Supplied material
○ ○ ○
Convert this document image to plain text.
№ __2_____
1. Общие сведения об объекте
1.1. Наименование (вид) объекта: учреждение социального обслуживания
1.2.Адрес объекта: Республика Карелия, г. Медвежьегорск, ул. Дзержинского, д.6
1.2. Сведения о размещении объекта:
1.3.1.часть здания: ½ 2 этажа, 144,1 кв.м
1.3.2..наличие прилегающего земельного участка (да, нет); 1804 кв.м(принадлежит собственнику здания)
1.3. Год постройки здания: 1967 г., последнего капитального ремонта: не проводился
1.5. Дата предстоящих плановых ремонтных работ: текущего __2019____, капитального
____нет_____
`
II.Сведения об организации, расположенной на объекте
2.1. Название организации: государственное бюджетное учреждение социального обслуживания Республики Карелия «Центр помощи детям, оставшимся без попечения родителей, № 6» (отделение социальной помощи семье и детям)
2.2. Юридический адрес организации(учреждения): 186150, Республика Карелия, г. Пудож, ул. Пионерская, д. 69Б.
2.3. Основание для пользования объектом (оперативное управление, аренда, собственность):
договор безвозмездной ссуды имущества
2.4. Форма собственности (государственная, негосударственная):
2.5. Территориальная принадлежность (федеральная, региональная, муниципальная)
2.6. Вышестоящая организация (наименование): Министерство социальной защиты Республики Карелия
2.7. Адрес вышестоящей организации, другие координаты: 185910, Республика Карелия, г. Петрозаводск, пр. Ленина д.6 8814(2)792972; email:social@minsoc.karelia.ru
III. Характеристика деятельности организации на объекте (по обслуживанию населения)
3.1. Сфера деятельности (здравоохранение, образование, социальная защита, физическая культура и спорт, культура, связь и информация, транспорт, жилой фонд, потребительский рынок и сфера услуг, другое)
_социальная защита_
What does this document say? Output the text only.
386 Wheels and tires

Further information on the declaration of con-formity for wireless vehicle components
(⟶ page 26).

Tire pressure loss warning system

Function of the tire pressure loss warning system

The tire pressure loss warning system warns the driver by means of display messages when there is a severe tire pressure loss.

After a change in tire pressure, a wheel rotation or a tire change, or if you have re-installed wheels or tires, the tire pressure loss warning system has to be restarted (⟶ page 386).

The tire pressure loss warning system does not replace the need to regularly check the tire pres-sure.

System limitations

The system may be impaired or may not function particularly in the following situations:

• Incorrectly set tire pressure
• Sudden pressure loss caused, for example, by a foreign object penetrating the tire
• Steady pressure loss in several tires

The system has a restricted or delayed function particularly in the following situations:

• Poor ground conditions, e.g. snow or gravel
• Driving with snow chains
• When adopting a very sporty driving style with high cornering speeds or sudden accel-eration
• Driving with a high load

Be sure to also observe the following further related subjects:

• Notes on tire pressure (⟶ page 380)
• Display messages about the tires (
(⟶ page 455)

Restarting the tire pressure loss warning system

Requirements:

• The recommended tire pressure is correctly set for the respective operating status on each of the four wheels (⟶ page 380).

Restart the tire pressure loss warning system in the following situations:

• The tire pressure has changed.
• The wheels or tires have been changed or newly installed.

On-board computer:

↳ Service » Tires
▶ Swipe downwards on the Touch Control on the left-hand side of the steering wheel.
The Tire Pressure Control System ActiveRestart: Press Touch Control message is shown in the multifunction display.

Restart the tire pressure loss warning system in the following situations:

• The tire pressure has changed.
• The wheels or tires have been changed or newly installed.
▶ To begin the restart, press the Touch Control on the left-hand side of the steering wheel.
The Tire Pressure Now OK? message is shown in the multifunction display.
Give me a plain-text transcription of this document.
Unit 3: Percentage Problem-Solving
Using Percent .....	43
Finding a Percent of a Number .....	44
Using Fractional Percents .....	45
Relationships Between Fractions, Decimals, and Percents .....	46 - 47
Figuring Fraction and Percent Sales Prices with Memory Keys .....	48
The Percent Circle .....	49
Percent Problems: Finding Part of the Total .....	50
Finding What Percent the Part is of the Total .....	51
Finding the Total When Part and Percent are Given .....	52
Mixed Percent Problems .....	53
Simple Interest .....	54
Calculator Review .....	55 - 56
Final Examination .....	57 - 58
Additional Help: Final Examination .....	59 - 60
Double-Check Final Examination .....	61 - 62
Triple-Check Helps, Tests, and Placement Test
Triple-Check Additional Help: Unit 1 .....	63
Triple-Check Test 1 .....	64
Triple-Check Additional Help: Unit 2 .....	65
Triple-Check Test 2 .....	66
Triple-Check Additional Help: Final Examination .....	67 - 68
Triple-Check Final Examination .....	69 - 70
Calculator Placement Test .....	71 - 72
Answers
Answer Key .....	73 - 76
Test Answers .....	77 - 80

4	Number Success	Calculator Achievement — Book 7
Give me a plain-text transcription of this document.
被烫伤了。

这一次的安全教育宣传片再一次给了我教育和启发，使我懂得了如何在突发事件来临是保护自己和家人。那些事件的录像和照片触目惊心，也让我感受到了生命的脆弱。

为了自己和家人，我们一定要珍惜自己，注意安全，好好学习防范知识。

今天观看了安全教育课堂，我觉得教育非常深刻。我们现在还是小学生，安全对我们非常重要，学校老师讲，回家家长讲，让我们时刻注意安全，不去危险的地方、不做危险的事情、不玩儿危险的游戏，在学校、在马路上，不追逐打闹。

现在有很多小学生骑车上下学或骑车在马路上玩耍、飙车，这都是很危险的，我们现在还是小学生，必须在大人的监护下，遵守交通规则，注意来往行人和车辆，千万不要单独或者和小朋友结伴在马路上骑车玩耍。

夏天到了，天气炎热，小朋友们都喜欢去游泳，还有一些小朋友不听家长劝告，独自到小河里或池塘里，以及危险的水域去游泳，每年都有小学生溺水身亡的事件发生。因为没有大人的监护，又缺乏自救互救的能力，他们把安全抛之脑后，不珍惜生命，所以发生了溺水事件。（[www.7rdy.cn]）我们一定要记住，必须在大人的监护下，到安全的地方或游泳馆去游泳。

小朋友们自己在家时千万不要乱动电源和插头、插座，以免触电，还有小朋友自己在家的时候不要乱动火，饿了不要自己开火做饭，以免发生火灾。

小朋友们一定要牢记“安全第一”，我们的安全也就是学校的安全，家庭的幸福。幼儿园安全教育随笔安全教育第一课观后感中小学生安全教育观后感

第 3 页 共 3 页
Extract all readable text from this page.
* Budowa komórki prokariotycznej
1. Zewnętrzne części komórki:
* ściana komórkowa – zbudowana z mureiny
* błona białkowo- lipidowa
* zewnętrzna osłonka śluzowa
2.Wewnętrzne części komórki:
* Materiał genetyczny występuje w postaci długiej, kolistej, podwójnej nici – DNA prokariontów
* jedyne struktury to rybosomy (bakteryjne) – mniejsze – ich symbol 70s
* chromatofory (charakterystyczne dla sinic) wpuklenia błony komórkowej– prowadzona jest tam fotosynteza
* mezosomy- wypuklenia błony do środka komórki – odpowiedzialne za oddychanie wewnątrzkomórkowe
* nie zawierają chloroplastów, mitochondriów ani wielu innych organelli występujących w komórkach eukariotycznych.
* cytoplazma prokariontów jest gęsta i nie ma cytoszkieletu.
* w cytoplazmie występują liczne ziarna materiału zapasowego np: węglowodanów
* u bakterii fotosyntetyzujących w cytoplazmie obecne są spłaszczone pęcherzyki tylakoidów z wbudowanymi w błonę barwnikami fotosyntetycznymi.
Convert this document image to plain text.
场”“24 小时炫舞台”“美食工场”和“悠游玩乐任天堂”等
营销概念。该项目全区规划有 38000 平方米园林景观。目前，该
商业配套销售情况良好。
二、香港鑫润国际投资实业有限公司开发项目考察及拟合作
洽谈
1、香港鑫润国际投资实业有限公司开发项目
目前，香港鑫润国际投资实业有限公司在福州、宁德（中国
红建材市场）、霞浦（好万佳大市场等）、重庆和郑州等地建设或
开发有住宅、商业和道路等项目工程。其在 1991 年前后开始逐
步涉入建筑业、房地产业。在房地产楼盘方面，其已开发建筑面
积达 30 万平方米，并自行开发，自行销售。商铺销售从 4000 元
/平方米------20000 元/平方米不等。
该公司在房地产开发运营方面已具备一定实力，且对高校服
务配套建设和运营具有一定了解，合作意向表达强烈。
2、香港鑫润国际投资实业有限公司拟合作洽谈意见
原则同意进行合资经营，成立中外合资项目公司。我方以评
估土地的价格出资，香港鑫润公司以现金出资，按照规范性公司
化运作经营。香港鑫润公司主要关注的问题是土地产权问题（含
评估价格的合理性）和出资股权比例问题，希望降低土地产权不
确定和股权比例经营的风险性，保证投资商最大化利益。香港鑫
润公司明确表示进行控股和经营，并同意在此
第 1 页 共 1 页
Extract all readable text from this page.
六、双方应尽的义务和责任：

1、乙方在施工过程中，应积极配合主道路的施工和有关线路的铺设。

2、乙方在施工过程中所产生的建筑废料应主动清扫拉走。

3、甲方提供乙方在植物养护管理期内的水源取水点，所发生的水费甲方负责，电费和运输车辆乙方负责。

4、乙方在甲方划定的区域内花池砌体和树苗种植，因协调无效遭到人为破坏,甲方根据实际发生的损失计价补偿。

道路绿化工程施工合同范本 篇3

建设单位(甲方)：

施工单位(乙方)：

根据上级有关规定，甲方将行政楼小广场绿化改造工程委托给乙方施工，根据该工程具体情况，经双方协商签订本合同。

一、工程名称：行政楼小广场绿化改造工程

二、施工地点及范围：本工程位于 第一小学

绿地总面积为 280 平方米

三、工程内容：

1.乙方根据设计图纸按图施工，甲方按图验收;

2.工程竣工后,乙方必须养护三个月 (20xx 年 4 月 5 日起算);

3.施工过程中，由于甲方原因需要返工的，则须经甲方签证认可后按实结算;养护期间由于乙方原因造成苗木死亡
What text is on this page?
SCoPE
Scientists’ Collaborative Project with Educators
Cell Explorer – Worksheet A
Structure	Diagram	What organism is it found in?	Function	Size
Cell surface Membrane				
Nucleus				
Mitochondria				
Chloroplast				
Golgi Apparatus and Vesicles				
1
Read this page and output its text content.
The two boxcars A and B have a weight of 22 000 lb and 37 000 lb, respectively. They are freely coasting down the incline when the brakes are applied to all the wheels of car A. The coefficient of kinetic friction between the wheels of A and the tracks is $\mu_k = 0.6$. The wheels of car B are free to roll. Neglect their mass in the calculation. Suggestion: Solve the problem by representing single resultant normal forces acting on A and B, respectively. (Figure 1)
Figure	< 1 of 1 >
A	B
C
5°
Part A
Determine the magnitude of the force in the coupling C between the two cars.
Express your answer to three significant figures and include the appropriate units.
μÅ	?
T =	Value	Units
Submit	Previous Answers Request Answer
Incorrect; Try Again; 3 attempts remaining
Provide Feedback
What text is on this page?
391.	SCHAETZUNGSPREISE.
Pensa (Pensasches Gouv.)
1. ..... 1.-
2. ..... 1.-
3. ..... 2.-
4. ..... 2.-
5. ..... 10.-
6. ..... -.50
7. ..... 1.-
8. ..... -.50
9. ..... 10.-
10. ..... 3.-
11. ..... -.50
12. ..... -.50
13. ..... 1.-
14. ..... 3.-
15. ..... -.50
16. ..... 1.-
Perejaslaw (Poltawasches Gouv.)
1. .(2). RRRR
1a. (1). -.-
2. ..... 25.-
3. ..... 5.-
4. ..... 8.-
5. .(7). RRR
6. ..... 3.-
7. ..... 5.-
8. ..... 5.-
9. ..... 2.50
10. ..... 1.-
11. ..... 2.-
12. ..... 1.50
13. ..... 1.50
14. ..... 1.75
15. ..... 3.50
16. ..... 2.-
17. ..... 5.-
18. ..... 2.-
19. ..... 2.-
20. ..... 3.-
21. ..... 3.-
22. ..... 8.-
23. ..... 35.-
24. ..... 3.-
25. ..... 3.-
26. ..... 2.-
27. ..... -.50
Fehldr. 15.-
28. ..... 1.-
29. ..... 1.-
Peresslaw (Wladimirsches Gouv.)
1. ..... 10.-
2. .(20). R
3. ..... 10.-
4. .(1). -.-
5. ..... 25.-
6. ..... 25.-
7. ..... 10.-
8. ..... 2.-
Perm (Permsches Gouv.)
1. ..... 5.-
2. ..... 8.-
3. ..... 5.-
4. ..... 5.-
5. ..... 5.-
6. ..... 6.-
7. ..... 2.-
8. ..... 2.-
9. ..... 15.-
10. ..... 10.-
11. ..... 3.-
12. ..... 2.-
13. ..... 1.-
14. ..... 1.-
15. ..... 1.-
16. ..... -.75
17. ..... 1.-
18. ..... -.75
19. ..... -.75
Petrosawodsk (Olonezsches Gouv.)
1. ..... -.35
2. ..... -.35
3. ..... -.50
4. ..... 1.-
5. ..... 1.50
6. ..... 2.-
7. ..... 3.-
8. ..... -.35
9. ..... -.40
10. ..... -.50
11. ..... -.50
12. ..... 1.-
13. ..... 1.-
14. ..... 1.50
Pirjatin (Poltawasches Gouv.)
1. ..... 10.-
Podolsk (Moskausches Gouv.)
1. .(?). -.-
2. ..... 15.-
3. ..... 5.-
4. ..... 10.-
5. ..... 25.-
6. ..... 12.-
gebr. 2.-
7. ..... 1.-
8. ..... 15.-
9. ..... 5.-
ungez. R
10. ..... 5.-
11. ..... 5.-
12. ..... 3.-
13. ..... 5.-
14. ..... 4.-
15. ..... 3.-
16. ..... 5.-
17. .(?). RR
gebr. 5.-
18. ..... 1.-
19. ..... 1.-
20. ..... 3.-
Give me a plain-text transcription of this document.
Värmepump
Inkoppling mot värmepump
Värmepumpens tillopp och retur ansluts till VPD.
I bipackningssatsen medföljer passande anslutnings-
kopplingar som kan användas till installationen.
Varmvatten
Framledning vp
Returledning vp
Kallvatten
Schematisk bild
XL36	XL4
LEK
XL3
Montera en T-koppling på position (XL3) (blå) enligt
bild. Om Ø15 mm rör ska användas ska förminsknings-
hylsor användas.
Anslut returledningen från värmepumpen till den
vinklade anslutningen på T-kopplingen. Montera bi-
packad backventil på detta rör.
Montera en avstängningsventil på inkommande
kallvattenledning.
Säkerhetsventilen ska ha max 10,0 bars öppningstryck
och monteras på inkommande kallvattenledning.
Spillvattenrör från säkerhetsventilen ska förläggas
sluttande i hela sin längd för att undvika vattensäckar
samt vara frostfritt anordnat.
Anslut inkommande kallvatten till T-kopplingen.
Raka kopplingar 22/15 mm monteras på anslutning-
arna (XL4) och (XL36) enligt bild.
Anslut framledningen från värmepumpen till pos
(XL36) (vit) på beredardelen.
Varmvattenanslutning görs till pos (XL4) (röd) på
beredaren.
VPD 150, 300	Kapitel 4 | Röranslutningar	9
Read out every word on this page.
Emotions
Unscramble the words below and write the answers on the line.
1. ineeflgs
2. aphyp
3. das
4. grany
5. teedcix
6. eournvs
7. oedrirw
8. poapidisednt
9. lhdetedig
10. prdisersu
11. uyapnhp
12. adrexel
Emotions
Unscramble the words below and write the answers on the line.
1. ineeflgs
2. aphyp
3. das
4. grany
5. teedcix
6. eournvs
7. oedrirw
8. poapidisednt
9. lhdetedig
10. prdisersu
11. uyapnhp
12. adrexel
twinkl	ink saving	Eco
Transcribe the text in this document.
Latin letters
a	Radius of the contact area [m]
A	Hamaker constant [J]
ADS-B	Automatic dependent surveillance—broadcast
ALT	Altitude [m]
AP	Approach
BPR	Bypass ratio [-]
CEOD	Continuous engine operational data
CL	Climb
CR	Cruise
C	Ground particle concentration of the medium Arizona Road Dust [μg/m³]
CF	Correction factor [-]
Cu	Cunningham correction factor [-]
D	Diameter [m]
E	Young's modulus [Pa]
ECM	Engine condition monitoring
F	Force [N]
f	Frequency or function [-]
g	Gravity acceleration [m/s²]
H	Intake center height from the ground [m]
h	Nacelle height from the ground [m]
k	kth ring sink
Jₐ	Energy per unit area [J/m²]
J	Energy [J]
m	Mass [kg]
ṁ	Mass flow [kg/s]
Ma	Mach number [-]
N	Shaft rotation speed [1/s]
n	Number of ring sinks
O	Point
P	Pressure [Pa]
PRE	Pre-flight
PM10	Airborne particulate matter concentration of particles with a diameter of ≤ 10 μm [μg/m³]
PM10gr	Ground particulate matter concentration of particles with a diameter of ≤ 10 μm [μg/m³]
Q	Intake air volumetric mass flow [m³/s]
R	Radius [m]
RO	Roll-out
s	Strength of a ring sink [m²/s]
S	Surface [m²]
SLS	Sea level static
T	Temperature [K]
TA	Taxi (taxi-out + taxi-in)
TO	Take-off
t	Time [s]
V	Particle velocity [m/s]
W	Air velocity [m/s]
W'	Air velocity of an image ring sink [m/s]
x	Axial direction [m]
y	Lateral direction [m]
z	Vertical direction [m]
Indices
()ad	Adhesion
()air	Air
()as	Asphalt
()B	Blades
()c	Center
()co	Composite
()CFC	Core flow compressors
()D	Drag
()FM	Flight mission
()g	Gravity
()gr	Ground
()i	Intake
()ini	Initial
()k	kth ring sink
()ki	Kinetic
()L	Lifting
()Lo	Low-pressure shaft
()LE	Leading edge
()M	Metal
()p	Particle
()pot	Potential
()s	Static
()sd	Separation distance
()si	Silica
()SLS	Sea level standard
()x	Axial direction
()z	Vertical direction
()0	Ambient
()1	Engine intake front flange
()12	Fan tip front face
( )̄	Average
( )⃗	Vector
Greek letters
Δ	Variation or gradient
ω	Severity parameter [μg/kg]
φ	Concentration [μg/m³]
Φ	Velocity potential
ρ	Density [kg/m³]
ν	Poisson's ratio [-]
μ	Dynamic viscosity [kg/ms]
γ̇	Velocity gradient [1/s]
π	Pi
○ ○ ○
Prompt
Pull every line containing "我们现在还是小学生" from the data.

Response for this exercise
今天观看了安全教育课堂，我觉得教育非常深刻。我们现在还是小学生，安全对我们非常重要，学校老师讲，回家家长讲，让我们时刻注意安全，不去危险的地方、不做危险的事情、不玩儿危险的游戏，在学校、在马路上，不追逐打闹。
现在有很多小学生骑车上下学或骑车在马路上玩耍、飙车，这都是很危险的，我们现在还是小学生，必须在大人的监护下，遵守交通规则，注意来往行人和车辆，千万不要单独或者和小朋友结伴在马路上骑车玩耍。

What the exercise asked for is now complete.